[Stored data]
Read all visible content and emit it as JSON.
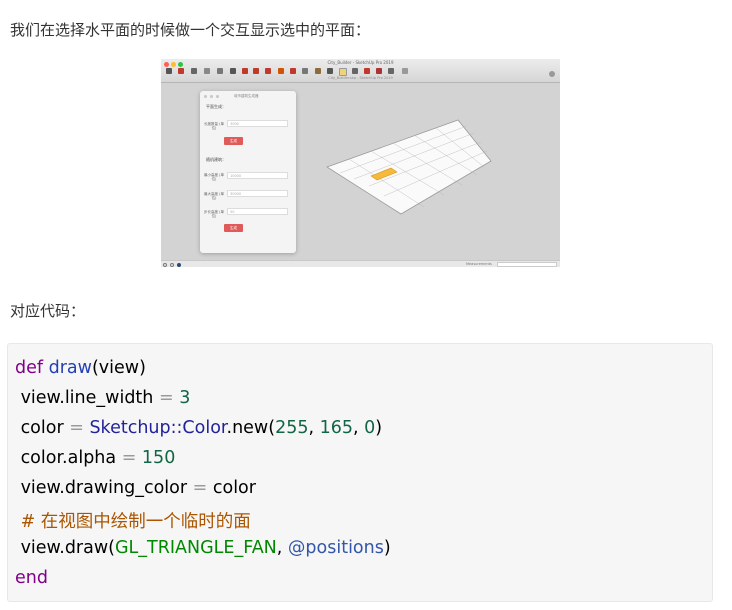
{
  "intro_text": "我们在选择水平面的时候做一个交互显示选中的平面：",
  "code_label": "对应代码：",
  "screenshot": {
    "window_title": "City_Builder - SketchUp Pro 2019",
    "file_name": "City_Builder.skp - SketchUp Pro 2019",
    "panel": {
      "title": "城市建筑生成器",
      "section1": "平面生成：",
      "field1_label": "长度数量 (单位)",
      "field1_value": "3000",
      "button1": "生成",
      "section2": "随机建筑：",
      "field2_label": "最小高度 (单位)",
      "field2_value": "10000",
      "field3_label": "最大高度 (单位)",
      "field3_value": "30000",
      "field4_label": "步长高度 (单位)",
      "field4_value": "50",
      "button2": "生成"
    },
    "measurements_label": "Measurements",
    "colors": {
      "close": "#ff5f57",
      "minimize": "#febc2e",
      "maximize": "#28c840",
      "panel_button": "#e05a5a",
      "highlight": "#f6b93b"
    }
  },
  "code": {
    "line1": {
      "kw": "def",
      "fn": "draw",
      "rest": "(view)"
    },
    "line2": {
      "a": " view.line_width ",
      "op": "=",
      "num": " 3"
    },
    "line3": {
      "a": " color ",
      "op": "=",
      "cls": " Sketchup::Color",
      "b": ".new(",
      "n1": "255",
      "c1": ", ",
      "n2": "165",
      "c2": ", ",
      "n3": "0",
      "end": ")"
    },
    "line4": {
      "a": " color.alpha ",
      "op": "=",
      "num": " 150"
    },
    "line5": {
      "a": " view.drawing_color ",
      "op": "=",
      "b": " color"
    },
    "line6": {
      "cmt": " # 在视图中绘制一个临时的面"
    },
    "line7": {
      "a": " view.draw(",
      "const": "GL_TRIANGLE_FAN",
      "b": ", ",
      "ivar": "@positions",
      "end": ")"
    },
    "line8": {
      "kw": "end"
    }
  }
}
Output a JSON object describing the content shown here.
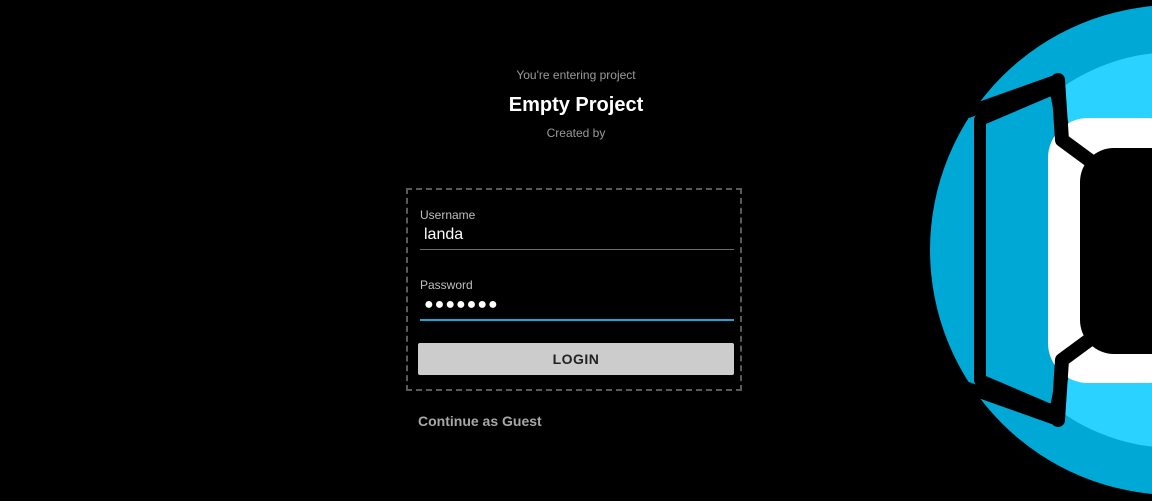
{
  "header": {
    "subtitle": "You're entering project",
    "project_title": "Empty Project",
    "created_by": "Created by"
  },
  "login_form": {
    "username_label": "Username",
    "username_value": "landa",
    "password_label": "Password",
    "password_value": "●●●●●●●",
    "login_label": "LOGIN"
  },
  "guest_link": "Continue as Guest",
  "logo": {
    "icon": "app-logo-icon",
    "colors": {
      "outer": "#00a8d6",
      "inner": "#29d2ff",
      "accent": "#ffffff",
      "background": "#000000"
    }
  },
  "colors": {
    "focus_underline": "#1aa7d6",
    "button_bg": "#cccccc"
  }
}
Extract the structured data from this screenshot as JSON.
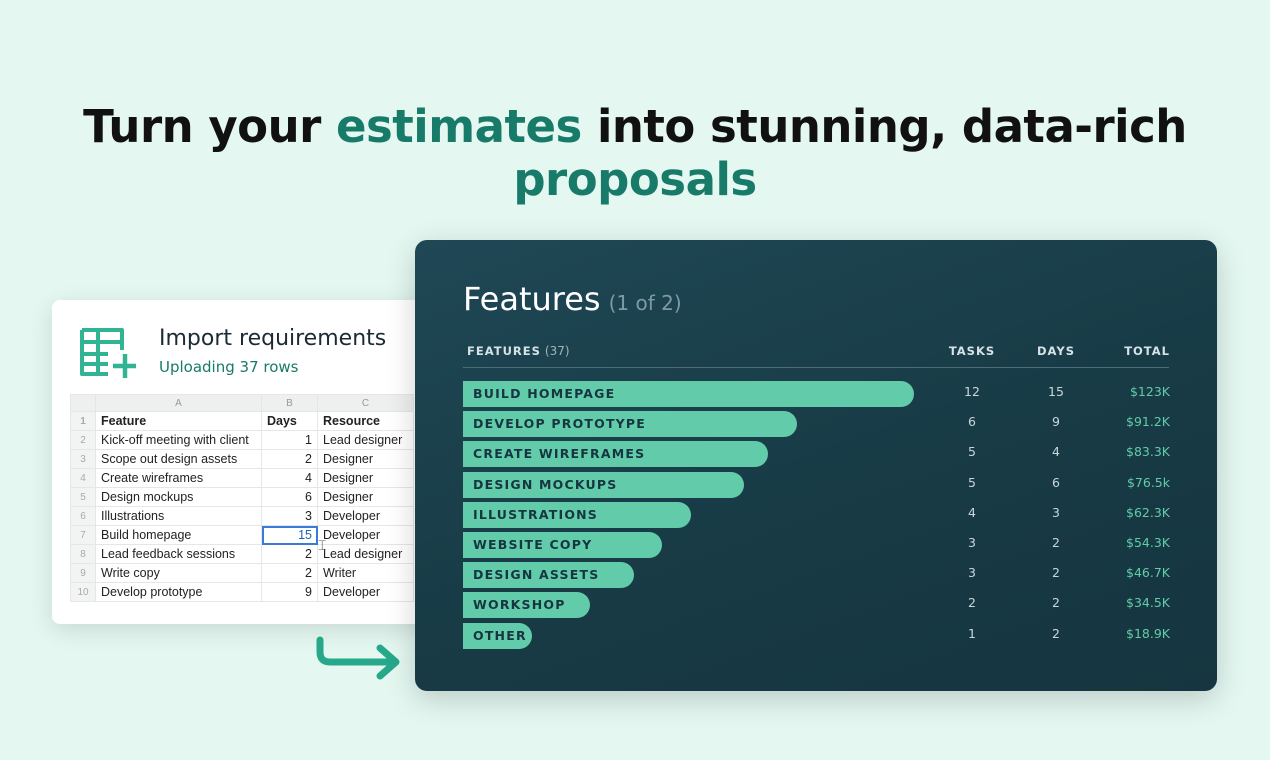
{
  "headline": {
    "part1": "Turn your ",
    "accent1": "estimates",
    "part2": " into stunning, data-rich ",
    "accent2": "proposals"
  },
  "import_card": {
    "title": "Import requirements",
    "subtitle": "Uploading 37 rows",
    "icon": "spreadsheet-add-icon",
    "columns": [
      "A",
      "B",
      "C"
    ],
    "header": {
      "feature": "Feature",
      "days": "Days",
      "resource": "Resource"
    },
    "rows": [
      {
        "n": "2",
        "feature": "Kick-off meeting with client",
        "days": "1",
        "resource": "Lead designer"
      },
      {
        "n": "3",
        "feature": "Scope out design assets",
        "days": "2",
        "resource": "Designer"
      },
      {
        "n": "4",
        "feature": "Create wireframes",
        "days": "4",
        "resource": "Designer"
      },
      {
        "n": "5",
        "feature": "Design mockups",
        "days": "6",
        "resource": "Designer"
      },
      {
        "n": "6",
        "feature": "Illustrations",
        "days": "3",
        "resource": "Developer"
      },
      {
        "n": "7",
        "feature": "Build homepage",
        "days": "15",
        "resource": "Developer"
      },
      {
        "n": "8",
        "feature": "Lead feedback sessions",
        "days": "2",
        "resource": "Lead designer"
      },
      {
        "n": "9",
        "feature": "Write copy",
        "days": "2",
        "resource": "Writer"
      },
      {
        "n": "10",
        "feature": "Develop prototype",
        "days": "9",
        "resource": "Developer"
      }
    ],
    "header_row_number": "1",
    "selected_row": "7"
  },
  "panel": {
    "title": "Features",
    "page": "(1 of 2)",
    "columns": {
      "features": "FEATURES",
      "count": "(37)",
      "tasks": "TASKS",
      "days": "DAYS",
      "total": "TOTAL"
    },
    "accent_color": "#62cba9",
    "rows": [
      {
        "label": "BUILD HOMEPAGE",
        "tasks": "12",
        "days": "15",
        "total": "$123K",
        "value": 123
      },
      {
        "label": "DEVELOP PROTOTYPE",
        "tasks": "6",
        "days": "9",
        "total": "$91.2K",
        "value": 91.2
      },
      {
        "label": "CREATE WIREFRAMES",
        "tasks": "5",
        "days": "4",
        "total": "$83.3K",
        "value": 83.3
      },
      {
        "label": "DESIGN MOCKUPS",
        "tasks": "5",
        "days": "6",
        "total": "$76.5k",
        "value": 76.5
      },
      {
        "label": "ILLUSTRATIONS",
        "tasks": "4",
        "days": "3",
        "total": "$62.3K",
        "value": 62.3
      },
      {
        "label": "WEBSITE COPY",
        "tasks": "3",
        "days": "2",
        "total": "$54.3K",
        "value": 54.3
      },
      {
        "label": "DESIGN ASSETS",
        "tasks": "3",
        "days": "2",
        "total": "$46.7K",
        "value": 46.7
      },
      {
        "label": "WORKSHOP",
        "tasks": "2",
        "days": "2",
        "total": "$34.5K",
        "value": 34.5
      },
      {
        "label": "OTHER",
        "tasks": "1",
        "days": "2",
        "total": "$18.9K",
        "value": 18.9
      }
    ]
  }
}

#### TASK PROMPT
Copy the material above in full and exactly, skipping pictures.

#### THE OUTPUT
Read all visible content and emit it as JSON.
{
  "intro_text": "我们在选择水平面的时候做一个交互显示选中的平面：",
  "code_label": "对应代码：",
  "screenshot": {
    "window_title": "City_Builder - SketchUp Pro 2019",
    "file_name": "City_Builder.skp - SketchUp Pro 2019",
    "panel": {
      "title": "城市建筑生成器",
      "section1": "平面生成：",
      "field1_label": "长度数量 (单位)",
      "field1_value": "3000",
      "button1": "生成",
      "section2": "随机建筑：",
      "field2_label": "最小高度 (单位)",
      "field2_value": "10000",
      "field3_label": "最大高度 (单位)",
      "field3_value": "30000",
      "field4_label": "步长高度 (单位)",
      "field4_value": "50",
      "button2": "生成"
    },
    "measurements_label": "Measurements",
    "colors": {
      "close": "#ff5f57",
      "minimize": "#febc2e",
      "maximize": "#28c840",
      "panel_button": "#e05a5a",
      "highlight": "#f6b93b"
    }
  },
  "code": {
    "line1": {
      "kw": "def",
      "fn": "draw",
      "rest": "(view)"
    },
    "line2": {
      "a": " view.line_width ",
      "op": "=",
      "num": " 3"
    },
    "line3": {
      "a": " color ",
      "op": "=",
      "cls": " Sketchup::Color",
      "b": ".new(",
      "n1": "255",
      "c1": ", ",
      "n2": "165",
      "c2": ", ",
      "n3": "0",
      "end": ")"
    },
    "line4": {
      "a": " color.alpha ",
      "op": "=",
      "num": " 150"
    },
    "line5": {
      "a": " view.drawing_color ",
      "op": "=",
      "b": " color"
    },
    "line6": {
      "cmt": " # 在视图中绘制一个临时的面"
    },
    "line7": {
      "a": " view.draw(",
      "const": "GL_TRIANGLE_FAN",
      "b": ", ",
      "ivar": "@positions",
      "end": ")"
    },
    "line8": {
      "kw": "end"
    }
  }
}
Output a JSON object describing the content shown here.
{
  "header": {
    "subtitle": "You're entering project",
    "project_title": "Empty Project",
    "created_by": "Created by"
  },
  "login_form": {
    "username_label": "Username",
    "username_value": "landa",
    "password_label": "Password",
    "password_value": "●●●●●●●",
    "login_label": "LOGIN"
  },
  "guest_link": "Continue as Guest",
  "logo": {
    "icon": "app-logo-icon",
    "colors": {
      "outer": "#00a8d6",
      "inner": "#29d2ff",
      "accent": "#ffffff",
      "background": "#000000"
    }
  },
  "colors": {
    "focus_underline": "#1aa7d6",
    "button_bg": "#cccccc"
  }
}
Extract the structured data from this screenshot as JSON.
{
  "headline": {
    "part1": "Turn your ",
    "accent1": "estimates",
    "part2": " into stunning, data-rich ",
    "accent2": "proposals"
  },
  "import_card": {
    "title": "Import requirements",
    "subtitle": "Uploading 37 rows",
    "icon": "spreadsheet-add-icon",
    "columns": [
      "A",
      "B",
      "C"
    ],
    "header": {
      "feature": "Feature",
      "days": "Days",
      "resource": "Resource"
    },
    "rows": [
      {
        "n": "2",
        "feature": "Kick-off meeting with client",
        "days": "1",
        "resource": "Lead designer"
      },
      {
        "n": "3",
        "feature": "Scope out design assets",
        "days": "2",
        "resource": "Designer"
      },
      {
        "n": "4",
        "feature": "Create wireframes",
        "days": "4",
        "resource": "Designer"
      },
      {
        "n": "5",
        "feature": "Design mockups",
        "days": "6",
        "resource": "Designer"
      },
      {
        "n": "6",
        "feature": "Illustrations",
        "days": "3",
        "resource": "Developer"
      },
      {
        "n": "7",
        "feature": "Build homepage",
        "days": "15",
        "resource": "Developer"
      },
      {
        "n": "8",
        "feature": "Lead feedback sessions",
        "days": "2",
        "resource": "Lead designer"
      },
      {
        "n": "9",
        "feature": "Write copy",
        "days": "2",
        "resource": "Writer"
      },
      {
        "n": "10",
        "feature": "Develop prototype",
        "days": "9",
        "resource": "Developer"
      }
    ],
    "header_row_number": "1",
    "selected_row": "7"
  },
  "panel": {
    "title": "Features",
    "page": "(1 of 2)",
    "columns": {
      "features": "FEATURES",
      "count": "(37)",
      "tasks": "TASKS",
      "days": "DAYS",
      "total": "TOTAL"
    },
    "accent_color": "#62cba9",
    "rows": [
      {
        "label": "BUILD HOMEPAGE",
        "tasks": "12",
        "days": "15",
        "total": "$123K",
        "value": 123
      },
      {
        "label": "DEVELOP PROTOTYPE",
        "tasks": "6",
        "days": "9",
        "total": "$91.2K",
        "value": 91.2
      },
      {
        "label": "CREATE WIREFRAMES",
        "tasks": "5",
        "days": "4",
        "total": "$83.3K",
        "value": 83.3
      },
      {
        "label": "DESIGN MOCKUPS",
        "tasks": "5",
        "days": "6",
        "total": "$76.5k",
        "value": 76.5
      },
      {
        "label": "ILLUSTRATIONS",
        "tasks": "4",
        "days": "3",
        "total": "$62.3K",
        "value": 62.3
      },
      {
        "label": "WEBSITE COPY",
        "tasks": "3",
        "days": "2",
        "total": "$54.3K",
        "value": 54.3
      },
      {
        "label": "DESIGN ASSETS",
        "tasks": "3",
        "days": "2",
        "total": "$46.7K",
        "value": 46.7
      },
      {
        "label": "WORKSHOP",
        "tasks": "2",
        "days": "2",
        "total": "$34.5K",
        "value": 34.5
      },
      {
        "label": "OTHER",
        "tasks": "1",
        "days": "2",
        "total": "$18.9K",
        "value": 18.9
      }
    ]
  }
}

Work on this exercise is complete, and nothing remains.